--- WORK TO BE COMPLETED ---
Wherever the word "xlabel" appears in a line, copy that line.

[Extracts from a graphics dataset]

↓

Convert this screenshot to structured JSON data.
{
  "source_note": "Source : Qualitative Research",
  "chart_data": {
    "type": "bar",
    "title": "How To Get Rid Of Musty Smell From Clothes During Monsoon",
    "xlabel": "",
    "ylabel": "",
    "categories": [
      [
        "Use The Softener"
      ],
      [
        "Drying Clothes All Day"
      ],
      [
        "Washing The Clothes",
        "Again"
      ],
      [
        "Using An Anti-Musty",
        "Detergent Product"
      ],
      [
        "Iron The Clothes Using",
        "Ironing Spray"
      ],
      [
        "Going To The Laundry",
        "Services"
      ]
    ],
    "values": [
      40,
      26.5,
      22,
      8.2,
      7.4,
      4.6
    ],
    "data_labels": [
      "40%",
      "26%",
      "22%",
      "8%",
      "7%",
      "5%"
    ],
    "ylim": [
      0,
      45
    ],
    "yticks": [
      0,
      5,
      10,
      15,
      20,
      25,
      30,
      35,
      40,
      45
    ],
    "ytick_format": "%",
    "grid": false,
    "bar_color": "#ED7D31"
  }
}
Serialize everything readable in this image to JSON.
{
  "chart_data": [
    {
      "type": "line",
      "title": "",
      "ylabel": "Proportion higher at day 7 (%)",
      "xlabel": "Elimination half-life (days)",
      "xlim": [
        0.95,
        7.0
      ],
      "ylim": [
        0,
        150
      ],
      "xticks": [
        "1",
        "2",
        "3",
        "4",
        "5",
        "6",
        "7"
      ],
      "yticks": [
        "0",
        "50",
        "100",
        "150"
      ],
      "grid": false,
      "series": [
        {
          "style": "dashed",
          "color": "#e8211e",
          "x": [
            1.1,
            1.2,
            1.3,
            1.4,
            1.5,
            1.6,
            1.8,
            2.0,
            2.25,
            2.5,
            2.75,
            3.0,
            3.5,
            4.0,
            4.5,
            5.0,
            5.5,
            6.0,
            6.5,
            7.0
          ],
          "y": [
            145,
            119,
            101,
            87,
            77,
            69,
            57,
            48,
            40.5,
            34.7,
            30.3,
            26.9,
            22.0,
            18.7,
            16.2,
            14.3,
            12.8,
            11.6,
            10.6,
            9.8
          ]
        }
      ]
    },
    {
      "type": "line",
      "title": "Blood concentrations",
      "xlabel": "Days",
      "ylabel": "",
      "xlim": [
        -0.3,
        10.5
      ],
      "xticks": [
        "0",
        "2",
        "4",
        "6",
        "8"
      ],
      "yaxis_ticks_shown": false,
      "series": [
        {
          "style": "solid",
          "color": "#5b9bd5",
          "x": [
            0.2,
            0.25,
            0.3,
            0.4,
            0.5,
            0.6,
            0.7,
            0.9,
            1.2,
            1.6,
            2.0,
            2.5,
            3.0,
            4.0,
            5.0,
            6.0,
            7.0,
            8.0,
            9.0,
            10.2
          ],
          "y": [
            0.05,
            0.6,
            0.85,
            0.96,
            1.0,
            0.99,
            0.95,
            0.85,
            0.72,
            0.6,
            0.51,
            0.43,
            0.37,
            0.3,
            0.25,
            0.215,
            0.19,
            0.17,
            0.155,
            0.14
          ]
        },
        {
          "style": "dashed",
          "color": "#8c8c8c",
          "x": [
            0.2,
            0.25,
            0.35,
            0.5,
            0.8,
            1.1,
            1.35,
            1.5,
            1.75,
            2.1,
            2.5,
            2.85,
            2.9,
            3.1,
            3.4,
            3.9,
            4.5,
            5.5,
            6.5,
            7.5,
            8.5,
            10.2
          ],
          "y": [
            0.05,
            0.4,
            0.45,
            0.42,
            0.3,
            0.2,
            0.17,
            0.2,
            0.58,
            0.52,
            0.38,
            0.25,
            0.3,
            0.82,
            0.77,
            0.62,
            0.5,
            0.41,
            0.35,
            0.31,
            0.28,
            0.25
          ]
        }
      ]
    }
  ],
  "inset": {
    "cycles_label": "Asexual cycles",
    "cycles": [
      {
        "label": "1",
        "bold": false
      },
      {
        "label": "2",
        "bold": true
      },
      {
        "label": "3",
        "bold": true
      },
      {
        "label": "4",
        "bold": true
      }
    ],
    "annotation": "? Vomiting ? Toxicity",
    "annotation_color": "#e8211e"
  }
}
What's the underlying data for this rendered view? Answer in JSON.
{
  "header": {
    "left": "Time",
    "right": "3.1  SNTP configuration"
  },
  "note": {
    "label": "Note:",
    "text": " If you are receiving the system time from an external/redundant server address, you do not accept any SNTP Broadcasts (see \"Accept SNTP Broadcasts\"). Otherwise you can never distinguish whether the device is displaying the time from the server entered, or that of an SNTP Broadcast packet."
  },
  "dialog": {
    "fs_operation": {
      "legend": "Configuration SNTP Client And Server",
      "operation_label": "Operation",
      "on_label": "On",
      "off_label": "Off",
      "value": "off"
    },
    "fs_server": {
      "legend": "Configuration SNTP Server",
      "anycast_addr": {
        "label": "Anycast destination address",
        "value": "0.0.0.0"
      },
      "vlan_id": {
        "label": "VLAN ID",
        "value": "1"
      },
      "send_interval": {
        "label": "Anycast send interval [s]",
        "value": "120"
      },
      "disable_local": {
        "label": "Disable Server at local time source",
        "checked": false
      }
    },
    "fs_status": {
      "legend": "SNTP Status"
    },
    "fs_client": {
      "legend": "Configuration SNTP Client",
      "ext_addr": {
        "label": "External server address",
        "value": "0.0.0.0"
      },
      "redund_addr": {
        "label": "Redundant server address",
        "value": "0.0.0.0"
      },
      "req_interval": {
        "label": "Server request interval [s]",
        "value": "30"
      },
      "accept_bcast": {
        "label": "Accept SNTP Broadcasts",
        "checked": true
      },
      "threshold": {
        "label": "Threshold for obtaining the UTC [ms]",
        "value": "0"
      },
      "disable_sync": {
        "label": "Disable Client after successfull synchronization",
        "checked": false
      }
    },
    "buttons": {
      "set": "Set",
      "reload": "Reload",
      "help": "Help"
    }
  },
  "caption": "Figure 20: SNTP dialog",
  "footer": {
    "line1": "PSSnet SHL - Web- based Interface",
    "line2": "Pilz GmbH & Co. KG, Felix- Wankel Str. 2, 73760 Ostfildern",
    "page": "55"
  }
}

↑

--- RESPONSE ---
    "xlabel": "",
      "xlabel": "Elimination half-life (days)",
      "xlabel": "Days",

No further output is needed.